▶ **Given problem**
Identify each line below containing the string "JSON" and copy it.
## Begin Task material
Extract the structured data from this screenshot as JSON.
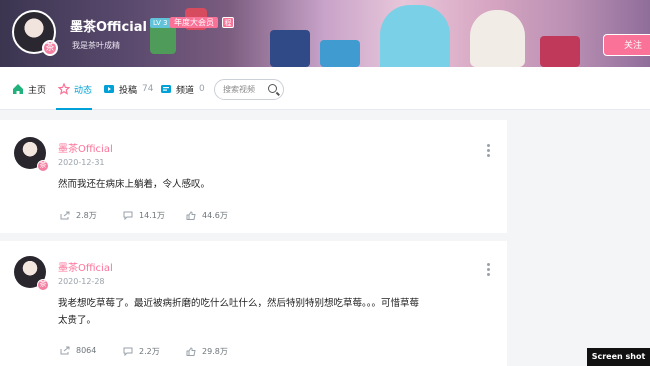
{
  "profile": {
    "username": "墨茶Official",
    "level": "LV 3",
    "vip_label": "年度大会员",
    "vip_mark": "程",
    "signature": "我是茶叶成精",
    "follow_label": "关注",
    "avatar_pendant": "茶"
  },
  "nav": {
    "home": "主页",
    "dynamic": "动态",
    "posts": "投稿",
    "posts_count": "74",
    "channels": "频道",
    "channels_count": "0",
    "search_placeholder": "搜索视频"
  },
  "feed": [
    {
      "name": "墨茶Official",
      "date": "2020-12-31",
      "text": "然而我还在病床上躺着，令人感叹。",
      "share": "2.8万",
      "comment": "14.1万",
      "like": "44.6万",
      "badge": "茶"
    },
    {
      "name": "墨茶Official",
      "date": "2020-12-28",
      "text": "我老想吃草莓了。最近被病折磨的吃什么吐什么，然后特别特别想吃草莓。。。可惜草莓太贵了。",
      "share": "8064",
      "comment": "2.2万",
      "like": "29.8万",
      "badge": "茶"
    }
  ],
  "watermark": "Screen shot",
  "colors": {
    "accent_blue": "#00a1d6",
    "accent_pink": "#fb7299"
  }
}
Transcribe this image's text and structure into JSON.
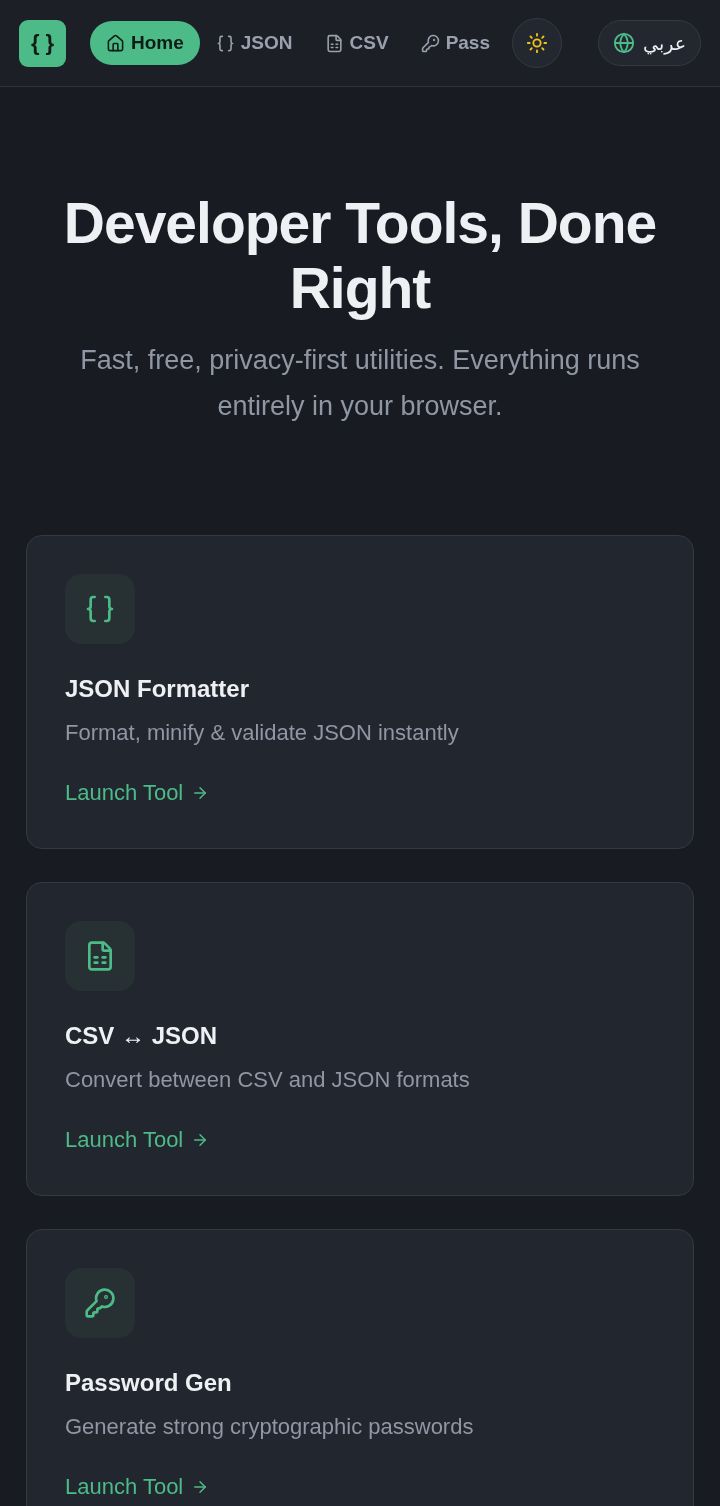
{
  "header": {
    "logo": "{ }",
    "nav": [
      {
        "label": "Home",
        "selected": true
      },
      {
        "label": "JSON",
        "selected": false
      },
      {
        "label": "CSV",
        "selected": false
      },
      {
        "label": "Pass",
        "selected": false
      }
    ],
    "language": "عربي"
  },
  "hero": {
    "title": "Developer Tools, Done Right",
    "subtitle": "Fast, free, privacy-first utilities. Everything runs entirely in your browser."
  },
  "tools": [
    {
      "title": "JSON Formatter",
      "description": "Format, minify & validate JSON instantly",
      "link": "Launch Tool"
    },
    {
      "title": "CSV ↔ JSON",
      "description": "Convert between CSV and JSON formats",
      "link": "Launch Tool"
    },
    {
      "title": "Password Gen",
      "description": "Generate strong cryptographic passwords",
      "link": "Launch Tool"
    }
  ]
}
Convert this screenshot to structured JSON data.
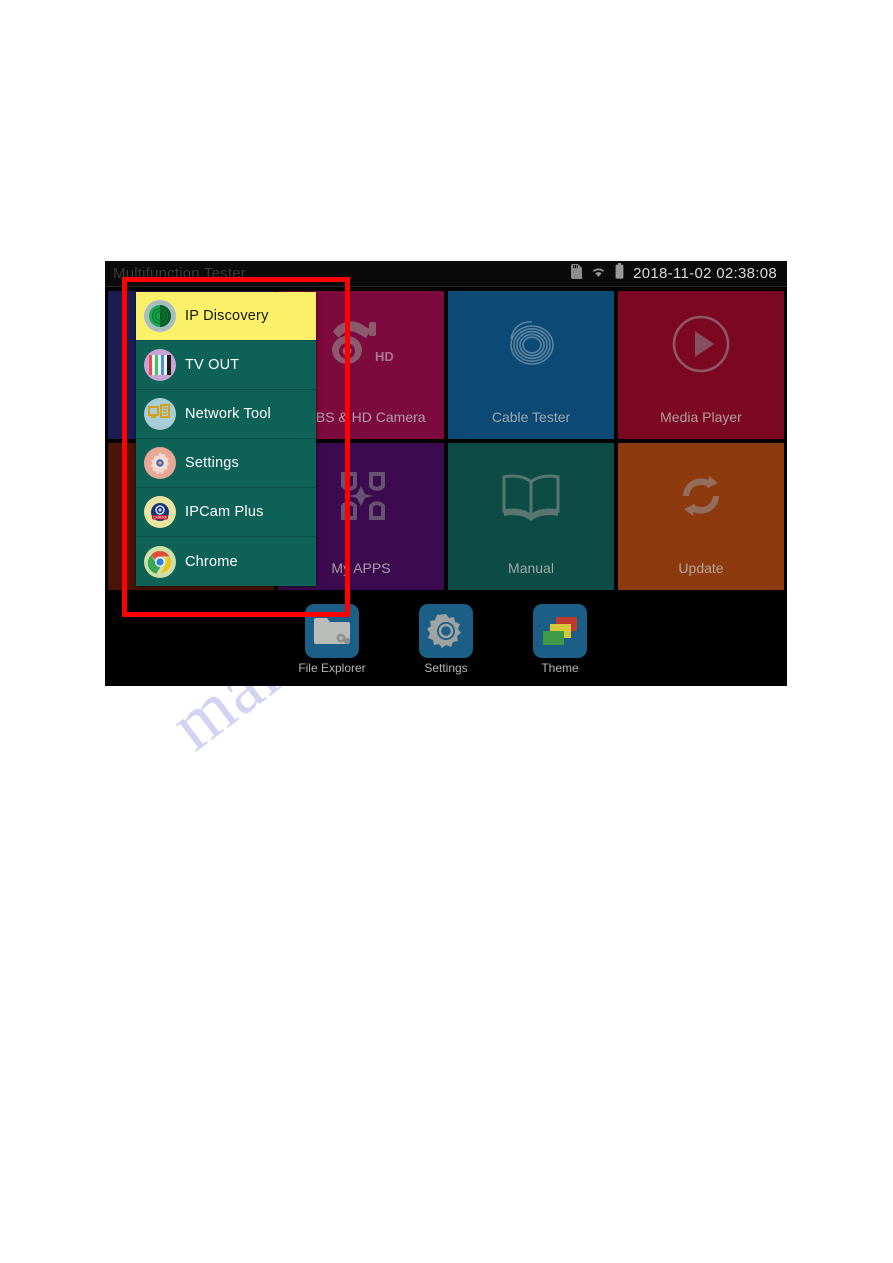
{
  "page": {
    "watermark": "manualslive.com"
  },
  "screen": {
    "status_bar": {
      "app_title": "Multifunction Tester",
      "clock": "2018-11-02 02:38:08",
      "icons": [
        "sdcard-icon",
        "wifi-icon",
        "battery-icon"
      ]
    },
    "tiles": [
      {
        "label": "",
        "icon": "blank-icon",
        "color": "#191d52",
        "hidden_behind_menu": true
      },
      {
        "label": "CVBS & HD Camera",
        "icon": "dome-camera-icon",
        "color": "#7d0a3c"
      },
      {
        "label": "Cable Tester",
        "icon": "cable-coil-icon",
        "color": "#0c4a75"
      },
      {
        "label": "Media Player",
        "icon": "play-circle-icon",
        "color": "#7b0723"
      },
      {
        "label": "",
        "icon": "blank-icon",
        "color": "#4a1407",
        "hidden_behind_menu": true
      },
      {
        "label": "My APPS",
        "icon": "apps-grid-icon",
        "color": "#3c0a4f"
      },
      {
        "label": "Manual",
        "icon": "open-book-icon",
        "color": "#0c4c45"
      },
      {
        "label": "Update",
        "icon": "refresh-sync-icon",
        "color": "#8d3a0e"
      }
    ],
    "dock": [
      {
        "label": "File Explorer",
        "icon": "folder-gear-icon"
      },
      {
        "label": "Settings",
        "icon": "gear-icon"
      },
      {
        "label": "Theme",
        "icon": "theme-cards-icon"
      }
    ],
    "popup_menu": {
      "items": [
        {
          "label": "IP Discovery",
          "icon": "ip-discovery-icon",
          "selected": true
        },
        {
          "label": "TV OUT",
          "icon": "tv-out-icon",
          "selected": false
        },
        {
          "label": "Network Tool",
          "icon": "network-tool-icon",
          "selected": false
        },
        {
          "label": "Settings",
          "icon": "settings-gear-icon",
          "selected": false
        },
        {
          "label": "IPCam Plus",
          "icon": "ipcam-plus-icon",
          "selected": false
        },
        {
          "label": "Chrome",
          "icon": "chrome-icon",
          "selected": false
        }
      ]
    },
    "annotation": {
      "color": "#ff0000",
      "shape": "rectangle"
    }
  }
}
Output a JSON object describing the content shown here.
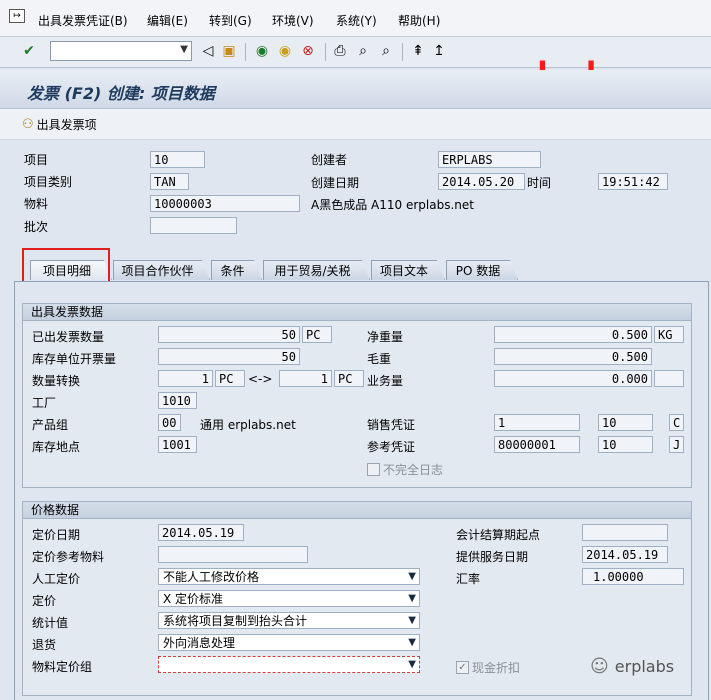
{
  "menubar": {
    "items": [
      "出具发票凭证(B)",
      "编辑(E)",
      "转到(G)",
      "环境(V)",
      "系统(Y)",
      "帮助(H)"
    ]
  },
  "toolbar": {
    "watermark": "erplabs"
  },
  "title": "发票 (F2) 创建: 项目数据",
  "app_toolbar": {
    "issue_item_label": "出具发票项"
  },
  "header": {
    "item_label": "项目",
    "item_value": "10",
    "item_category_label": "项目类别",
    "item_category_value": "TAN",
    "material_label": "物料",
    "material_value": "10000003",
    "material_desc": "A黑色成品 A110 erplabs.net",
    "batch_label": "批次",
    "batch_value": "",
    "created_by_label": "创建者",
    "created_by_value": "ERPLABS",
    "created_on_label": "创建日期",
    "created_on_value": "2014.05.20",
    "time_label": "时间",
    "time_value": "19:51:42"
  },
  "tabs": [
    "项目明细",
    "项目合作伙伴",
    "条件",
    "用于贸易/关税",
    "项目文本",
    "PO 数据"
  ],
  "billing": {
    "group_title": "出具发票数据",
    "billed_qty_label": "已出发票数量",
    "billed_qty_value": "50",
    "billed_qty_unit": "PC",
    "stock_qty_label": "库存单位开票量",
    "stock_qty_value": "50",
    "conversion_label": "数量转换",
    "conv_left_value": "1",
    "conv_left_unit": "PC",
    "conv_arrow": "<->",
    "conv_right_value": "1",
    "conv_right_unit": "PC",
    "plant_label": "工厂",
    "plant_value": "1010",
    "product_group_label": "产品组",
    "product_group_value": "00",
    "product_group_desc": "通用 erplabs.net",
    "storage_label": "库存地点",
    "storage_value": "1001",
    "net_weight_label": "净重量",
    "net_weight_value": "0.500",
    "net_weight_unit": "KG",
    "gross_weight_label": "毛重",
    "gross_weight_value": "0.500",
    "volume_label": "业务量",
    "volume_value": "0.000",
    "volume_unit": "",
    "sales_doc_label": "销售凭证",
    "sales_doc_value": "1",
    "sales_doc_item": "10",
    "sales_doc_cat": "C",
    "ref_doc_label": "参考凭证",
    "ref_doc_value": "80000001",
    "ref_doc_item": "10",
    "ref_doc_cat": "J",
    "incomplete_log_label": "不完全日志"
  },
  "pricing": {
    "group_title": "价格数据",
    "pricing_date_label": "定价日期",
    "pricing_date_value": "2014.05.19",
    "pricing_ref_material_label": "定价参考物料",
    "pricing_ref_material_value": "",
    "manual_pricing_label": "人工定价",
    "manual_pricing_value": "不能人工修改价格",
    "pricing_label": "定价",
    "pricing_value": "X 定价标准",
    "statistical_label": "统计值",
    "statistical_value": "系统将项目复制到抬头合计",
    "returns_label": "退货",
    "returns_value": "外向消息处理",
    "material_price_group_label": "物料定价组",
    "material_price_group_value": "",
    "settlement_start_label": "会计结算期起点",
    "settlement_start_value": "",
    "service_date_label": "提供服务日期",
    "service_date_value": "2014.05.19",
    "exchange_rate_label": "汇率",
    "exchange_rate_value": "1.00000",
    "cash_discount_label": "现金折扣"
  },
  "wechat": {
    "label": "erplabs"
  }
}
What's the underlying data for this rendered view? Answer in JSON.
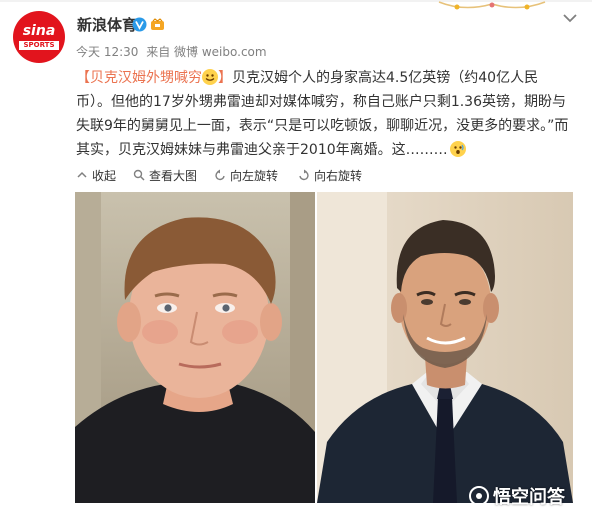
{
  "account": {
    "name": "新浪体育",
    "avatar_text": "sina",
    "avatar_sub": "SPORTS"
  },
  "meta": {
    "time": "今天 12:30",
    "source": "来自 微博 weibo.com"
  },
  "post": {
    "topic": "【贝克汉姆外甥喊穷",
    "topic_end": "】",
    "line1": "贝克汉姆个人的身家高达4.5亿英镑（约40亿人民",
    "line2": "币）。但他的17岁外甥弗雷迪却对媒体喊穷，称自己账户只剩1.36英镑，期盼与",
    "line3": "失联9年的舅舅见上一面，表示“只是可以吃顿饭，聊聊近况，没更多的要求。”而",
    "line4": "其实，贝克汉姆妹妹与弗雷迪父亲于2010年离婚。这………"
  },
  "actions": {
    "collapse": "收起",
    "view_large": "查看大图",
    "rotate_left": "向左旋转",
    "rotate_right": "向右旋转"
  },
  "watermark": {
    "text": "悟空问答"
  },
  "colors": {
    "accent_orange": "#eb7350",
    "brand_red": "#e2141d",
    "verified_blue": "#2a9ae8",
    "meta_gray": "#808080"
  },
  "icons": {
    "verified": "verified-v-icon",
    "collapse": "collapse-up-icon",
    "view_large": "magnify-icon",
    "rotate_left": "rotate-left-icon",
    "rotate_right": "rotate-right-icon",
    "more": "chevron-down-icon"
  }
}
## End Task material
▶ **Correct output**
Extract the structured data from this screenshot as JSON.
Transcribe this image's text and structure into JSON.
        "label": "JSON",
      "title": "JSON Formatter",
      "description": "Format, minify & validate JSON instantly",
      "title": "CSV ↔ JSON",
      "description": "Convert between CSV and JSON formats",
Convert this screenshot to structured JSON data.
Output a JSON object describing the content shown here.
What's the underlying data for this rendered view? Answer in JSON.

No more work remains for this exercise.